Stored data
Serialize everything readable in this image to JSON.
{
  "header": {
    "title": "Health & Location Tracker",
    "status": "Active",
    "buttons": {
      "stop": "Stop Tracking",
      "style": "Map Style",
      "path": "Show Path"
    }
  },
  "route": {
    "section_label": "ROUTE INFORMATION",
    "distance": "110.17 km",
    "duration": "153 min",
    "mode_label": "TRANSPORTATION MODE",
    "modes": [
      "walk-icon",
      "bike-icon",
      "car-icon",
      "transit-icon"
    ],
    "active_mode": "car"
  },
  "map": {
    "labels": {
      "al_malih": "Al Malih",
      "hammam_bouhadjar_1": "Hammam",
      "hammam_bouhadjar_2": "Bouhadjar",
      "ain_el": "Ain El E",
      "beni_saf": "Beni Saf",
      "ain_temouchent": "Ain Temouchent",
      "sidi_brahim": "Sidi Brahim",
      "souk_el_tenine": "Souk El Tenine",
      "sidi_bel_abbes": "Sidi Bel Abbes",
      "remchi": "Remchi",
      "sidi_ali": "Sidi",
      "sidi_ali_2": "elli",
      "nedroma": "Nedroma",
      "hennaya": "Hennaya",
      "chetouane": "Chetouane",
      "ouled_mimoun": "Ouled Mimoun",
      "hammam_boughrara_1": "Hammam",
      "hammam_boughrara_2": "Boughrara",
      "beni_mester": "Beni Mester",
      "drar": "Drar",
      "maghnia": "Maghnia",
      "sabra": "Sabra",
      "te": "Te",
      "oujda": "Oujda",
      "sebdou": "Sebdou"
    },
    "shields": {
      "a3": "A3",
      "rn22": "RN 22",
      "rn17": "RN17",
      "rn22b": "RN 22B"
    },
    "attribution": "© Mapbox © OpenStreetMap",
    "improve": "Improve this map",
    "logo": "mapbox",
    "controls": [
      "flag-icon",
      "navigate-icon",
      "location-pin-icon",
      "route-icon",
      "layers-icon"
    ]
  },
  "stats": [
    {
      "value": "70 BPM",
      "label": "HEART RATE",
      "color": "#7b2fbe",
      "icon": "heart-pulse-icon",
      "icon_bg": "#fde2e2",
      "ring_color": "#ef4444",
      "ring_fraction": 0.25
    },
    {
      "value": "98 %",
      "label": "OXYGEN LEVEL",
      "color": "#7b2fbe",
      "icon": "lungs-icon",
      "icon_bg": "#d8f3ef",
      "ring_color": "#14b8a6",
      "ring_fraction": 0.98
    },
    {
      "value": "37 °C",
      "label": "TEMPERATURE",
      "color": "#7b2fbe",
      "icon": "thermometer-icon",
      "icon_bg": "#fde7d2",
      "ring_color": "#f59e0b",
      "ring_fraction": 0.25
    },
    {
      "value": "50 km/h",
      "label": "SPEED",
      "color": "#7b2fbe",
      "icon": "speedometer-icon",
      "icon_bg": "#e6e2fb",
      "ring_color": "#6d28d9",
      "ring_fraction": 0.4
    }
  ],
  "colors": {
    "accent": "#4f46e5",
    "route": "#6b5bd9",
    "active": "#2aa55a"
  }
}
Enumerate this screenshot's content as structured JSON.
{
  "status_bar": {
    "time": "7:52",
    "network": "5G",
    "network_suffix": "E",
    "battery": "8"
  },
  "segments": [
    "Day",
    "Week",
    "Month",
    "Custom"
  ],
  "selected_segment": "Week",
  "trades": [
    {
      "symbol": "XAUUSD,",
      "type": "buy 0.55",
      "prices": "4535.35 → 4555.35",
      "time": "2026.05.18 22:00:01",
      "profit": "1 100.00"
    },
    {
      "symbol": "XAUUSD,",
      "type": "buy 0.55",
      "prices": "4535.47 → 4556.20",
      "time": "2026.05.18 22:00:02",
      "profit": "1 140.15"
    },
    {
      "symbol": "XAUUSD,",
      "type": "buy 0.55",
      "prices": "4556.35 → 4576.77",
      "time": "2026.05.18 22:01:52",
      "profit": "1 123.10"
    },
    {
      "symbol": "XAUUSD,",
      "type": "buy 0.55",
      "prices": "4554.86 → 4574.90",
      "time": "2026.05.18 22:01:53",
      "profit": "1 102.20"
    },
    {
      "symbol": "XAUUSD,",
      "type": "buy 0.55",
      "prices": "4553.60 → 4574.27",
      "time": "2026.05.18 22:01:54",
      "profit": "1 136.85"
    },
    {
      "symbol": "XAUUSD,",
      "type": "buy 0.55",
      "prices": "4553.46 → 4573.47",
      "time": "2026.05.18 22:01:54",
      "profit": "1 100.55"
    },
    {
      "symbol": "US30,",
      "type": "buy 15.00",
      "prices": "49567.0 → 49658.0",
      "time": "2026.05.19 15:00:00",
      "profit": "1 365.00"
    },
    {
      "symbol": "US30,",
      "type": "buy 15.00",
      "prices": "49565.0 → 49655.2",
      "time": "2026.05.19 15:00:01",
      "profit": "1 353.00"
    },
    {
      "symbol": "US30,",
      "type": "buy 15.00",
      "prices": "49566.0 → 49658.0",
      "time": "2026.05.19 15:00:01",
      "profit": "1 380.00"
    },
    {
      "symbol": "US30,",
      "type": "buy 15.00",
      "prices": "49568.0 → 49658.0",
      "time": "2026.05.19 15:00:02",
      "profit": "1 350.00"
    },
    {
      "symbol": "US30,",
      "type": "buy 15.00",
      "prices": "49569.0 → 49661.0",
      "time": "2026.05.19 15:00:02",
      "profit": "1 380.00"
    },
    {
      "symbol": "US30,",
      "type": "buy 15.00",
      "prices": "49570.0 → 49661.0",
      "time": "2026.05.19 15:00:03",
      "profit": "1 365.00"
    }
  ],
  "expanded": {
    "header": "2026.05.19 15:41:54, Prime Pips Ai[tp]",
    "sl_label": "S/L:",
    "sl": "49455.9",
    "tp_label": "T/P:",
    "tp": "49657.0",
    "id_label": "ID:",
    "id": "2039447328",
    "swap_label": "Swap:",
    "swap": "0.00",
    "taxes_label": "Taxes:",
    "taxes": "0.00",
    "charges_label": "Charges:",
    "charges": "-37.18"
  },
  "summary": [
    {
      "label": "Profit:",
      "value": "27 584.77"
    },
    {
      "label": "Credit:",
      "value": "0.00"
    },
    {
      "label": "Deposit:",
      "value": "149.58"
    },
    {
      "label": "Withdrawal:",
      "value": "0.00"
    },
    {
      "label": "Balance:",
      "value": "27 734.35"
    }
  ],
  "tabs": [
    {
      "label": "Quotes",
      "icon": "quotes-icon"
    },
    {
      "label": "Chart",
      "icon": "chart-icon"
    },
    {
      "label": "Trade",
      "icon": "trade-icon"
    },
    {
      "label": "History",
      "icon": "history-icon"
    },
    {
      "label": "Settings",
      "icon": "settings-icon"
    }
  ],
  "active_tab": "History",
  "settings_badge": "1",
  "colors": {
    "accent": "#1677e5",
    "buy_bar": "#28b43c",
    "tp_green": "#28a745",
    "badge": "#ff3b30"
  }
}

### What you are asked to do:
Return the whole listing exactly.

### Solution for this exercise:
Serialize everything readable in this image to JSON.
{
  "header": {
    "title": "Health & Location Tracker",
    "status": "Active",
    "buttons": {
      "stop": "Stop Tracking",
      "style": "Map Style",
      "path": "Show Path"
    }
  },
  "route": {
    "section_label": "ROUTE INFORMATION",
    "distance": "110.17 km",
    "duration": "153 min",
    "mode_label": "TRANSPORTATION MODE",
    "modes": [
      "walk-icon",
      "bike-icon",
      "car-icon",
      "transit-icon"
    ],
    "active_mode": "car"
  },
  "map": {
    "labels": {
      "al_malih": "Al Malih",
      "hammam_bouhadjar_1": "Hammam",
      "hammam_bouhadjar_2": "Bouhadjar",
      "ain_el": "Ain El E",
      "beni_saf": "Beni Saf",
      "ain_temouchent": "Ain Temouchent",
      "sidi_brahim": "Sidi Brahim",
      "souk_el_tenine": "Souk El Tenine",
      "sidi_bel_abbes": "Sidi Bel Abbes",
      "remchi": "Remchi",
      "sidi_ali": "Sidi",
      "sidi_ali_2": "elli",
      "nedroma": "Nedroma",
      "hennaya": "Hennaya",
      "chetouane": "Chetouane",
      "ouled_mimoun": "Ouled Mimoun",
      "hammam_boughrara_1": "Hammam",
      "hammam_boughrara_2": "Boughrara",
      "beni_mester": "Beni Mester",
      "drar": "Drar",
      "maghnia": "Maghnia",
      "sabra": "Sabra",
      "te": "Te",
      "oujda": "Oujda",
      "sebdou": "Sebdou"
    },
    "shields": {
      "a3": "A3",
      "rn22": "RN 22",
      "rn17": "RN17",
      "rn22b": "RN 22B"
    },
    "attribution": "© Mapbox © OpenStreetMap",
    "improve": "Improve this map",
    "logo": "mapbox",
    "controls": [
      "flag-icon",
      "navigate-icon",
      "location-pin-icon",
      "route-icon",
      "layers-icon"
    ]
  },
  "stats": [
    {
      "value": "70 BPM",
      "label": "HEART RATE",
      "color": "#7b2fbe",
      "icon": "heart-pulse-icon",
      "icon_bg": "#fde2e2",
      "ring_color": "#ef4444",
      "ring_fraction": 0.25
    },
    {
      "value": "98 %",
      "label": "OXYGEN LEVEL",
      "color": "#7b2fbe",
      "icon": "lungs-icon",
      "icon_bg": "#d8f3ef",
      "ring_color": "#14b8a6",
      "ring_fraction": 0.98
    },
    {
      "value": "37 °C",
      "label": "TEMPERATURE",
      "color": "#7b2fbe",
      "icon": "thermometer-icon",
      "icon_bg": "#fde7d2",
      "ring_color": "#f59e0b",
      "ring_fraction": 0.25
    },
    {
      "value": "50 km/h",
      "label": "SPEED",
      "color": "#7b2fbe",
      "icon": "speedometer-icon",
      "icon_bg": "#e6e2fb",
      "ring_color": "#6d28d9",
      "ring_fraction": 0.4
    }
  ],
  "colors": {
    "accent": "#4f46e5",
    "route": "#6b5bd9",
    "active": "#2aa55a"
  }
}
Enumerate this screenshot's content as structured JSON.
{
  "status_bar": {
    "time": "7:52",
    "network": "5G",
    "network_suffix": "E",
    "battery": "8"
  },
  "segments": [
    "Day",
    "Week",
    "Month",
    "Custom"
  ],
  "selected_segment": "Week",
  "trades": [
    {
      "symbol": "XAUUSD,",
      "type": "buy 0.55",
      "prices": "4535.35 → 4555.35",
      "time": "2026.05.18 22:00:01",
      "profit": "1 100.00"
    },
    {
      "symbol": "XAUUSD,",
      "type": "buy 0.55",
      "prices": "4535.47 → 4556.20",
      "time": "2026.05.18 22:00:02",
      "profit": "1 140.15"
    },
    {
      "symbol": "XAUUSD,",
      "type": "buy 0.55",
      "prices": "4556.35 → 4576.77",
      "time": "2026.05.18 22:01:52",
      "profit": "1 123.10"
    },
    {
      "symbol": "XAUUSD,",
      "type": "buy 0.55",
      "prices": "4554.86 → 4574.90",
      "time": "2026.05.18 22:01:53",
      "profit": "1 102.20"
    },
    {
      "symbol": "XAUUSD,",
      "type": "buy 0.55",
      "prices": "4553.60 → 4574.27",
      "time": "2026.05.18 22:01:54",
      "profit": "1 136.85"
    },
    {
      "symbol": "XAUUSD,",
      "type": "buy 0.55",
      "prices": "4553.46 → 4573.47",
      "time": "2026.05.18 22:01:54",
      "profit": "1 100.55"
    },
    {
      "symbol": "US30,",
      "type": "buy 15.00",
      "prices": "49567.0 → 49658.0",
      "time": "2026.05.19 15:00:00",
      "profit": "1 365.00"
    },
    {
      "symbol": "US30,",
      "type": "buy 15.00",
      "prices": "49565.0 → 49655.2",
      "time": "2026.05.19 15:00:01",
      "profit": "1 353.00"
    },
    {
      "symbol": "US30,",
      "type": "buy 15.00",
      "prices": "49566.0 → 49658.0",
      "time": "2026.05.19 15:00:01",
      "profit": "1 380.00"
    },
    {
      "symbol": "US30,",
      "type": "buy 15.00",
      "prices": "49568.0 → 49658.0",
      "time": "2026.05.19 15:00:02",
      "profit": "1 350.00"
    },
    {
      "symbol": "US30,",
      "type": "buy 15.00",
      "prices": "49569.0 → 49661.0",
      "time": "2026.05.19 15:00:02",
      "profit": "1 380.00"
    },
    {
      "symbol": "US30,",
      "type": "buy 15.00",
      "prices": "49570.0 → 49661.0",
      "time": "2026.05.19 15:00:03",
      "profit": "1 365.00"
    }
  ],
  "expanded": {
    "header": "2026.05.19 15:41:54, Prime Pips Ai[tp]",
    "sl_label": "S/L:",
    "sl": "49455.9",
    "tp_label": "T/P:",
    "tp": "49657.0",
    "id_label": "ID:",
    "id": "2039447328",
    "swap_label": "Swap:",
    "swap": "0.00",
    "taxes_label": "Taxes:",
    "taxes": "0.00",
    "charges_label": "Charges:",
    "charges": "-37.18"
  },
  "summary": [
    {
      "label": "Profit:",
      "value": "27 584.77"
    },
    {
      "label": "Credit:",
      "value": "0.00"
    },
    {
      "label": "Deposit:",
      "value": "149.58"
    },
    {
      "label": "Withdrawal:",
      "value": "0.00"
    },
    {
      "label": "Balance:",
      "value": "27 734.35"
    }
  ],
  "tabs": [
    {
      "label": "Quotes",
      "icon": "quotes-icon"
    },
    {
      "label": "Chart",
      "icon": "chart-icon"
    },
    {
      "label": "Trade",
      "icon": "trade-icon"
    },
    {
      "label": "History",
      "icon": "history-icon"
    },
    {
      "label": "Settings",
      "icon": "settings-icon"
    }
  ],
  "active_tab": "History",
  "settings_badge": "1",
  "colors": {
    "accent": "#1677e5",
    "buy_bar": "#28b43c",
    "tp_green": "#28a745",
    "badge": "#ff3b30"
  }
}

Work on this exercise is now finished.